→ Given task: The records below must be written out exactly, with every picture left behind.
— BEGIN —
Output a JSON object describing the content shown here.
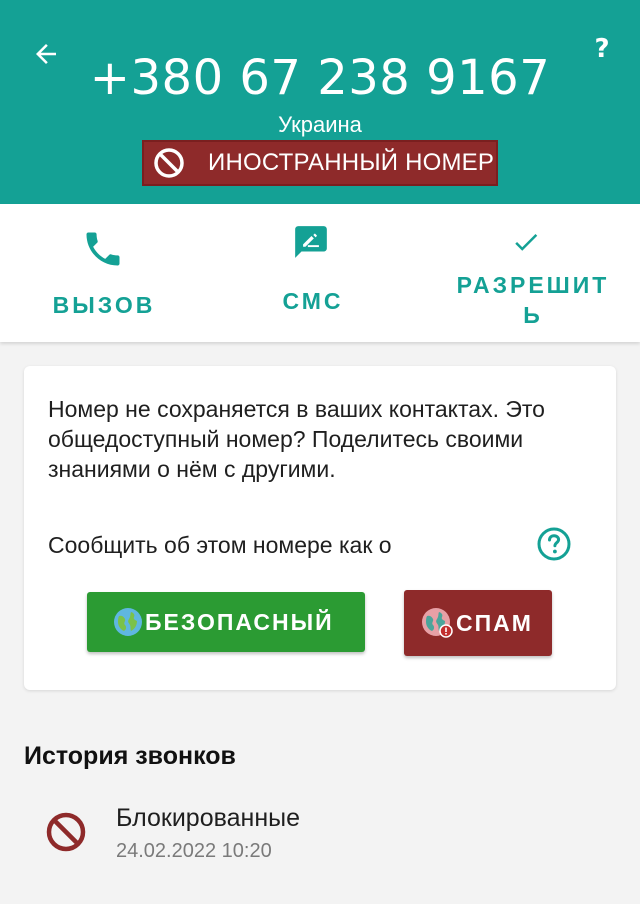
{
  "header": {
    "phone_number": "+380 67 238 9167",
    "country": "Украина",
    "badge_text": "ИНОСТРАННЫЙ НОМЕР",
    "help_label": "?"
  },
  "actions": [
    {
      "label": "ВЫЗОВ",
      "icon": "phone-icon"
    },
    {
      "label": "СМС",
      "icon": "sms-icon"
    },
    {
      "label_line1": "РАЗРЕШИТ",
      "label_line2": "Ь",
      "icon": "check-icon"
    }
  ],
  "card": {
    "description": "Номер не сохраняется в ваших контактах. Это общедоступный номер? Поделитесь своими знаниями о нём с другими.",
    "report_label": "Сообщить об этом номере как о",
    "safe_button": "БЕЗОПАСНЫЙ",
    "spam_button": "СПАМ"
  },
  "history": {
    "title": "История звонков",
    "items": [
      {
        "type": "Блокированные",
        "time": "24.02.2022 10:20"
      }
    ]
  },
  "colors": {
    "teal": "#14a195",
    "badge_red": "#8e2a2a",
    "safe_green": "#2b9b33",
    "spam_red": "#8e2a2a"
  }
}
— END —
→ Task response:
Output a JSON object describing the content shown here.
{
  "header": {
    "phone_number": "+380 67 238 9167",
    "country": "Украина",
    "badge_text": "ИНОСТРАННЫЙ НОМЕР",
    "help_label": "?"
  },
  "actions": [
    {
      "label": "ВЫЗОВ",
      "icon": "phone-icon"
    },
    {
      "label": "СМС",
      "icon": "sms-icon"
    },
    {
      "label_line1": "РАЗРЕШИТ",
      "label_line2": "Ь",
      "icon": "check-icon"
    }
  ],
  "card": {
    "description": "Номер не сохраняется в ваших контактах. Это общедоступный номер? Поделитесь своими знаниями о нём с другими.",
    "report_label": "Сообщить об этом номере как о",
    "safe_button": "БЕЗОПАСНЫЙ",
    "spam_button": "СПАМ"
  },
  "history": {
    "title": "История звонков",
    "items": [
      {
        "type": "Блокированные",
        "time": "24.02.2022 10:20"
      }
    ]
  },
  "colors": {
    "teal": "#14a195",
    "badge_red": "#8e2a2a",
    "safe_green": "#2b9b33",
    "spam_red": "#8e2a2a"
  }
}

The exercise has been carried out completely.